start DATA EXCERPTS
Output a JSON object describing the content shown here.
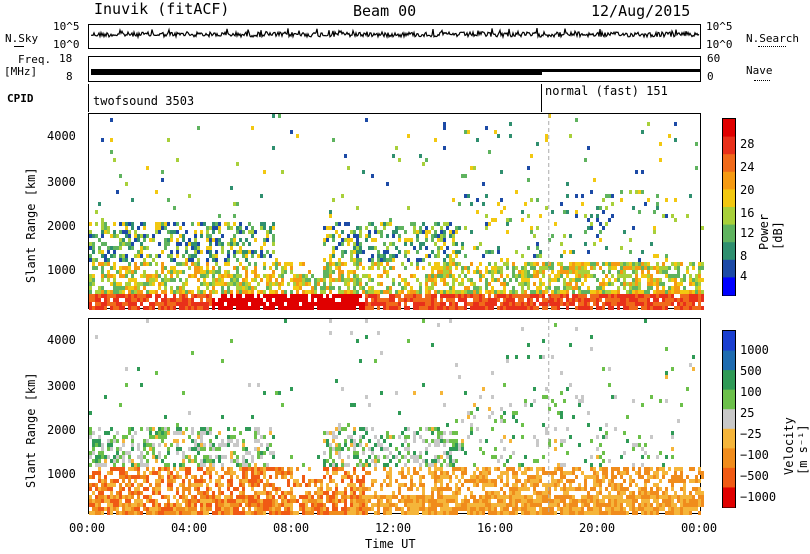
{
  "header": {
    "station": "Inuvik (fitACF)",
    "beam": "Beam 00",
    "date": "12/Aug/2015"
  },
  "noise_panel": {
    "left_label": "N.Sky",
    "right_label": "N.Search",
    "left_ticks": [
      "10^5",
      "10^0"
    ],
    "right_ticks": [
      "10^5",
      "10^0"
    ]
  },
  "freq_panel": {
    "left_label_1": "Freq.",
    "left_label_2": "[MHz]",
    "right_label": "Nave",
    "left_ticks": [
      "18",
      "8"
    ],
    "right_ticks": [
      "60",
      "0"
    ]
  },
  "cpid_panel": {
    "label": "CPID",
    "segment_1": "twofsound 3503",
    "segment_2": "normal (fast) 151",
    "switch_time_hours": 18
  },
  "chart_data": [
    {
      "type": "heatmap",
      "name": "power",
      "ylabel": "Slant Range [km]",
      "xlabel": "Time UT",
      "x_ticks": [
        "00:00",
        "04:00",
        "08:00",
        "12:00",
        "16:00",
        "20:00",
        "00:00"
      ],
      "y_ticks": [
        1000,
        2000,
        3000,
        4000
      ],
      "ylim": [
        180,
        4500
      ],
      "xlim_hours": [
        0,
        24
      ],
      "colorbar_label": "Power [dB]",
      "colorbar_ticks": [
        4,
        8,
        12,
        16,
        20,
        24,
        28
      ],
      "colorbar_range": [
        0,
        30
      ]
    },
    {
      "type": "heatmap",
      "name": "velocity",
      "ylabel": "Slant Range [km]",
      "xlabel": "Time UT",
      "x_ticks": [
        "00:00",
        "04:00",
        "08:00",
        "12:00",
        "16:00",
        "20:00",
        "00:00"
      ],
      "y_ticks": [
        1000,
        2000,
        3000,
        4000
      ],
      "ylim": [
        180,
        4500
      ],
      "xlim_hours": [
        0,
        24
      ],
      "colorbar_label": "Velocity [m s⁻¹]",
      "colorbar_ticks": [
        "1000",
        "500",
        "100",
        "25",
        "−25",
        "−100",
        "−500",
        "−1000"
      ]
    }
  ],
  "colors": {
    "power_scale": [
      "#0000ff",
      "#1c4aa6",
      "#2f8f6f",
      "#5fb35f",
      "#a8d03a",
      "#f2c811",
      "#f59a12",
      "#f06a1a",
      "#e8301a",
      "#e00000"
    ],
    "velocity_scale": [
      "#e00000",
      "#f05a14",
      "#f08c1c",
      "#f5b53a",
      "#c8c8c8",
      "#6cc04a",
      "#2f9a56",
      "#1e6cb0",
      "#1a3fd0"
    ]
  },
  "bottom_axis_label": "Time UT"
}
end DATA EXCERPTS
■ **SET EXERCISE**
Transcribe each entry above exactly, apart from the pictures.

■ **OUTPUT BELOW**
Output a JSON object describing the content shown here.
{
  "header": {
    "station": "Inuvik (fitACF)",
    "beam": "Beam 00",
    "date": "12/Aug/2015"
  },
  "noise_panel": {
    "left_label": "N.Sky",
    "right_label": "N.Search",
    "left_ticks": [
      "10^5",
      "10^0"
    ],
    "right_ticks": [
      "10^5",
      "10^0"
    ]
  },
  "freq_panel": {
    "left_label_1": "Freq.",
    "left_label_2": "[MHz]",
    "right_label": "Nave",
    "left_ticks": [
      "18",
      "8"
    ],
    "right_ticks": [
      "60",
      "0"
    ]
  },
  "cpid_panel": {
    "label": "CPID",
    "segment_1": "twofsound 3503",
    "segment_2": "normal (fast) 151",
    "switch_time_hours": 18
  },
  "chart_data": [
    {
      "type": "heatmap",
      "name": "power",
      "ylabel": "Slant Range [km]",
      "xlabel": "Time UT",
      "x_ticks": [
        "00:00",
        "04:00",
        "08:00",
        "12:00",
        "16:00",
        "20:00",
        "00:00"
      ],
      "y_ticks": [
        1000,
        2000,
        3000,
        4000
      ],
      "ylim": [
        180,
        4500
      ],
      "xlim_hours": [
        0,
        24
      ],
      "colorbar_label": "Power [dB]",
      "colorbar_ticks": [
        4,
        8,
        12,
        16,
        20,
        24,
        28
      ],
      "colorbar_range": [
        0,
        30
      ]
    },
    {
      "type": "heatmap",
      "name": "velocity",
      "ylabel": "Slant Range [km]",
      "xlabel": "Time UT",
      "x_ticks": [
        "00:00",
        "04:00",
        "08:00",
        "12:00",
        "16:00",
        "20:00",
        "00:00"
      ],
      "y_ticks": [
        1000,
        2000,
        3000,
        4000
      ],
      "ylim": [
        180,
        4500
      ],
      "xlim_hours": [
        0,
        24
      ],
      "colorbar_label": "Velocity [m s⁻¹]",
      "colorbar_ticks": [
        "1000",
        "500",
        "100",
        "25",
        "−25",
        "−100",
        "−500",
        "−1000"
      ]
    }
  ],
  "colors": {
    "power_scale": [
      "#0000ff",
      "#1c4aa6",
      "#2f8f6f",
      "#5fb35f",
      "#a8d03a",
      "#f2c811",
      "#f59a12",
      "#f06a1a",
      "#e8301a",
      "#e00000"
    ],
    "velocity_scale": [
      "#e00000",
      "#f05a14",
      "#f08c1c",
      "#f5b53a",
      "#c8c8c8",
      "#6cc04a",
      "#2f9a56",
      "#1e6cb0",
      "#1a3fd0"
    ]
  },
  "bottom_axis_label": "Time UT"
}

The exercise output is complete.